Return each line of the records with nothing changed, pictures excepted.

Records from a collection of figures:
——————
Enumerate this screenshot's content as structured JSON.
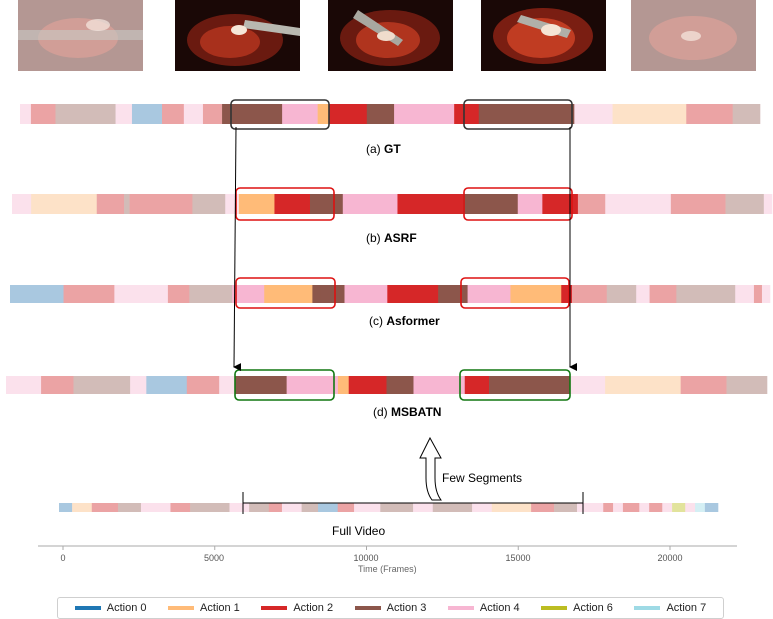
{
  "palette": {
    "a0": "#1f77b4",
    "a0l": "#a9c8e0",
    "a1": "#ffbb78",
    "a1l": "#fde2c8",
    "a2": "#d62728",
    "a2l": "#eba3a4",
    "a3": "#8c564b",
    "a3l": "#d2bcb8",
    "a4": "#f7b6d2",
    "a4l": "#fbe1ec",
    "a6": "#bcbd22",
    "a6l": "#e2e39c",
    "a7": "#9edae5",
    "a7l": "#d4eff4",
    "frame_dark": "#333333",
    "frame_red": "#dd1111",
    "frame_green": "#117711"
  },
  "rows": [
    {
      "label_prefix": "(a)",
      "label_name": "GT",
      "segments": [
        [
          "a4l",
          4
        ],
        [
          "a2l",
          9
        ],
        [
          "a3l",
          22
        ],
        [
          "a4l",
          6
        ],
        [
          "a0l",
          11
        ],
        [
          "a2l",
          8
        ],
        [
          "a4l",
          7
        ],
        [
          "a2l",
          7
        ],
        [
          "a3",
          22
        ],
        [
          "a4",
          13
        ],
        [
          "a1",
          4
        ],
        [
          "a2",
          14
        ],
        [
          "a3",
          10
        ],
        [
          "a4",
          22
        ],
        [
          "a2",
          9
        ],
        [
          "a3",
          35
        ],
        [
          "a4l",
          14
        ],
        [
          "a1l",
          27
        ],
        [
          "a2l",
          17
        ],
        [
          "a3l",
          10
        ]
      ]
    },
    {
      "label_prefix": "(b)",
      "label_name": "ASRF",
      "segments": [
        [
          "a4l",
          7
        ],
        [
          "a1l",
          24
        ],
        [
          "a2l",
          10
        ],
        [
          "a3l",
          2
        ],
        [
          "a2l",
          23
        ],
        [
          "a3l",
          12
        ],
        [
          "a4l",
          5
        ],
        [
          "a1",
          13
        ],
        [
          "a2",
          13
        ],
        [
          "a3",
          12
        ],
        [
          "a4",
          20
        ],
        [
          "a2",
          24
        ],
        [
          "a3",
          20
        ],
        [
          "a4",
          9
        ],
        [
          "a2",
          13
        ],
        [
          "a2l",
          10
        ],
        [
          "a4l",
          24
        ],
        [
          "a2l",
          20
        ],
        [
          "a3l",
          14
        ],
        [
          "a4l",
          3
        ]
      ]
    },
    {
      "label_prefix": "(c)",
      "label_name": "Asformer",
      "segments": [
        [
          "a0l",
          20
        ],
        [
          "a2l",
          19
        ],
        [
          "a4l",
          20
        ],
        [
          "a2l",
          8
        ],
        [
          "a3l",
          16
        ],
        [
          "a4",
          12
        ],
        [
          "a1",
          18
        ],
        [
          "a3",
          3
        ],
        [
          "a3",
          9
        ],
        [
          "a4",
          16
        ],
        [
          "a2",
          19
        ],
        [
          "a3",
          11
        ],
        [
          "a4",
          16
        ],
        [
          "a1",
          19
        ],
        [
          "a2",
          4
        ],
        [
          "a2l",
          13
        ],
        [
          "a3l",
          11
        ],
        [
          "a4l",
          5
        ],
        [
          "a2l",
          10
        ],
        [
          "a3l",
          22
        ],
        [
          "a4l",
          7
        ],
        [
          "a2l",
          3
        ],
        [
          "a4l",
          3
        ]
      ]
    },
    {
      "label_prefix": "(d)",
      "label_name": "MSBATN",
      "segments": [
        [
          "a4l",
          13
        ],
        [
          "a2l",
          12
        ],
        [
          "a3l",
          21
        ],
        [
          "a4l",
          6
        ],
        [
          "a0l",
          15
        ],
        [
          "a2l",
          12
        ],
        [
          "a4l",
          6
        ],
        [
          "a3",
          19
        ],
        [
          "a4",
          19
        ],
        [
          "a1",
          4
        ],
        [
          "a2",
          14
        ],
        [
          "a3",
          10
        ],
        [
          "a4",
          19
        ],
        [
          "a2",
          9
        ],
        [
          "a3",
          30
        ],
        [
          "a4l",
          13
        ],
        [
          "a1l",
          28
        ],
        [
          "a2l",
          17
        ],
        [
          "a3l",
          15
        ]
      ]
    }
  ],
  "full_video": {
    "label": "Full Video",
    "segments": [
      [
        "a0l",
        4
      ],
      [
        "a1l",
        6
      ],
      [
        "a2l",
        8
      ],
      [
        "a3l",
        7
      ],
      [
        "a4l",
        9
      ],
      [
        "a2l",
        6
      ],
      [
        "a3l",
        12
      ],
      [
        "a4l",
        6
      ],
      [
        "a3l",
        6
      ],
      [
        "a2l",
        4
      ],
      [
        "a4l",
        6
      ],
      [
        "a3l",
        5
      ],
      [
        "a0l",
        6
      ],
      [
        "a2l",
        5
      ],
      [
        "a4l",
        8
      ],
      [
        "a3l",
        10
      ],
      [
        "a4l",
        6
      ],
      [
        "a3l",
        12
      ],
      [
        "a4l",
        6
      ],
      [
        "a1l",
        12
      ],
      [
        "a2l",
        7
      ],
      [
        "a3l",
        7
      ],
      [
        "a4l",
        8
      ],
      [
        "a2l",
        3
      ],
      [
        "a4l",
        3
      ],
      [
        "a2l",
        5
      ],
      [
        "a4l",
        3
      ],
      [
        "a2l",
        4
      ],
      [
        "a4l",
        3
      ],
      [
        "a6l",
        4
      ],
      [
        "a4l",
        3
      ],
      [
        "a7l",
        3
      ],
      [
        "a0l",
        4
      ]
    ]
  },
  "few_segments_label": "Few Segments",
  "axis": {
    "title": "Time (Frames)",
    "ticks": [
      0,
      5000,
      10000,
      15000,
      20000
    ]
  },
  "legend": [
    {
      "label": "Action 0",
      "color": "#1f77b4"
    },
    {
      "label": "Action 1",
      "color": "#ffbb78"
    },
    {
      "label": "Action 2",
      "color": "#d62728"
    },
    {
      "label": "Action 3",
      "color": "#8c564b"
    },
    {
      "label": "Action 4",
      "color": "#f7b6d2"
    },
    {
      "label": "Action 6",
      "color": "#bcbd22"
    },
    {
      "label": "Action 7",
      "color": "#9edae5"
    }
  ]
}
——————
*Solution*.
Enumerate this screenshot's content as structured JSON.
{
  "palette": {
    "a0": "#1f77b4",
    "a0l": "#a9c8e0",
    "a1": "#ffbb78",
    "a1l": "#fde2c8",
    "a2": "#d62728",
    "a2l": "#eba3a4",
    "a3": "#8c564b",
    "a3l": "#d2bcb8",
    "a4": "#f7b6d2",
    "a4l": "#fbe1ec",
    "a6": "#bcbd22",
    "a6l": "#e2e39c",
    "a7": "#9edae5",
    "a7l": "#d4eff4",
    "frame_dark": "#333333",
    "frame_red": "#dd1111",
    "frame_green": "#117711"
  },
  "rows": [
    {
      "label_prefix": "(a)",
      "label_name": "GT",
      "segments": [
        [
          "a4l",
          4
        ],
        [
          "a2l",
          9
        ],
        [
          "a3l",
          22
        ],
        [
          "a4l",
          6
        ],
        [
          "a0l",
          11
        ],
        [
          "a2l",
          8
        ],
        [
          "a4l",
          7
        ],
        [
          "a2l",
          7
        ],
        [
          "a3",
          22
        ],
        [
          "a4",
          13
        ],
        [
          "a1",
          4
        ],
        [
          "a2",
          14
        ],
        [
          "a3",
          10
        ],
        [
          "a4",
          22
        ],
        [
          "a2",
          9
        ],
        [
          "a3",
          35
        ],
        [
          "a4l",
          14
        ],
        [
          "a1l",
          27
        ],
        [
          "a2l",
          17
        ],
        [
          "a3l",
          10
        ]
      ]
    },
    {
      "label_prefix": "(b)",
      "label_name": "ASRF",
      "segments": [
        [
          "a4l",
          7
        ],
        [
          "a1l",
          24
        ],
        [
          "a2l",
          10
        ],
        [
          "a3l",
          2
        ],
        [
          "a2l",
          23
        ],
        [
          "a3l",
          12
        ],
        [
          "a4l",
          5
        ],
        [
          "a1",
          13
        ],
        [
          "a2",
          13
        ],
        [
          "a3",
          12
        ],
        [
          "a4",
          20
        ],
        [
          "a2",
          24
        ],
        [
          "a3",
          20
        ],
        [
          "a4",
          9
        ],
        [
          "a2",
          13
        ],
        [
          "a2l",
          10
        ],
        [
          "a4l",
          24
        ],
        [
          "a2l",
          20
        ],
        [
          "a3l",
          14
        ],
        [
          "a4l",
          3
        ]
      ]
    },
    {
      "label_prefix": "(c)",
      "label_name": "Asformer",
      "segments": [
        [
          "a0l",
          20
        ],
        [
          "a2l",
          19
        ],
        [
          "a4l",
          20
        ],
        [
          "a2l",
          8
        ],
        [
          "a3l",
          16
        ],
        [
          "a4",
          12
        ],
        [
          "a1",
          18
        ],
        [
          "a3",
          3
        ],
        [
          "a3",
          9
        ],
        [
          "a4",
          16
        ],
        [
          "a2",
          19
        ],
        [
          "a3",
          11
        ],
        [
          "a4",
          16
        ],
        [
          "a1",
          19
        ],
        [
          "a2",
          4
        ],
        [
          "a2l",
          13
        ],
        [
          "a3l",
          11
        ],
        [
          "a4l",
          5
        ],
        [
          "a2l",
          10
        ],
        [
          "a3l",
          22
        ],
        [
          "a4l",
          7
        ],
        [
          "a2l",
          3
        ],
        [
          "a4l",
          3
        ]
      ]
    },
    {
      "label_prefix": "(d)",
      "label_name": "MSBATN",
      "segments": [
        [
          "a4l",
          13
        ],
        [
          "a2l",
          12
        ],
        [
          "a3l",
          21
        ],
        [
          "a4l",
          6
        ],
        [
          "a0l",
          15
        ],
        [
          "a2l",
          12
        ],
        [
          "a4l",
          6
        ],
        [
          "a3",
          19
        ],
        [
          "a4",
          19
        ],
        [
          "a1",
          4
        ],
        [
          "a2",
          14
        ],
        [
          "a3",
          10
        ],
        [
          "a4",
          19
        ],
        [
          "a2",
          9
        ],
        [
          "a3",
          30
        ],
        [
          "a4l",
          13
        ],
        [
          "a1l",
          28
        ],
        [
          "a2l",
          17
        ],
        [
          "a3l",
          15
        ]
      ]
    }
  ],
  "full_video": {
    "label": "Full Video",
    "segments": [
      [
        "a0l",
        4
      ],
      [
        "a1l",
        6
      ],
      [
        "a2l",
        8
      ],
      [
        "a3l",
        7
      ],
      [
        "a4l",
        9
      ],
      [
        "a2l",
        6
      ],
      [
        "a3l",
        12
      ],
      [
        "a4l",
        6
      ],
      [
        "a3l",
        6
      ],
      [
        "a2l",
        4
      ],
      [
        "a4l",
        6
      ],
      [
        "a3l",
        5
      ],
      [
        "a0l",
        6
      ],
      [
        "a2l",
        5
      ],
      [
        "a4l",
        8
      ],
      [
        "a3l",
        10
      ],
      [
        "a4l",
        6
      ],
      [
        "a3l",
        12
      ],
      [
        "a4l",
        6
      ],
      [
        "a1l",
        12
      ],
      [
        "a2l",
        7
      ],
      [
        "a3l",
        7
      ],
      [
        "a4l",
        8
      ],
      [
        "a2l",
        3
      ],
      [
        "a4l",
        3
      ],
      [
        "a2l",
        5
      ],
      [
        "a4l",
        3
      ],
      [
        "a2l",
        4
      ],
      [
        "a4l",
        3
      ],
      [
        "a6l",
        4
      ],
      [
        "a4l",
        3
      ],
      [
        "a7l",
        3
      ],
      [
        "a0l",
        4
      ]
    ]
  },
  "few_segments_label": "Few Segments",
  "axis": {
    "title": "Time (Frames)",
    "ticks": [
      0,
      5000,
      10000,
      15000,
      20000
    ]
  },
  "legend": [
    {
      "label": "Action 0",
      "color": "#1f77b4"
    },
    {
      "label": "Action 1",
      "color": "#ffbb78"
    },
    {
      "label": "Action 2",
      "color": "#d62728"
    },
    {
      "label": "Action 3",
      "color": "#8c564b"
    },
    {
      "label": "Action 4",
      "color": "#f7b6d2"
    },
    {
      "label": "Action 6",
      "color": "#bcbd22"
    },
    {
      "label": "Action 7",
      "color": "#9edae5"
    }
  ]
}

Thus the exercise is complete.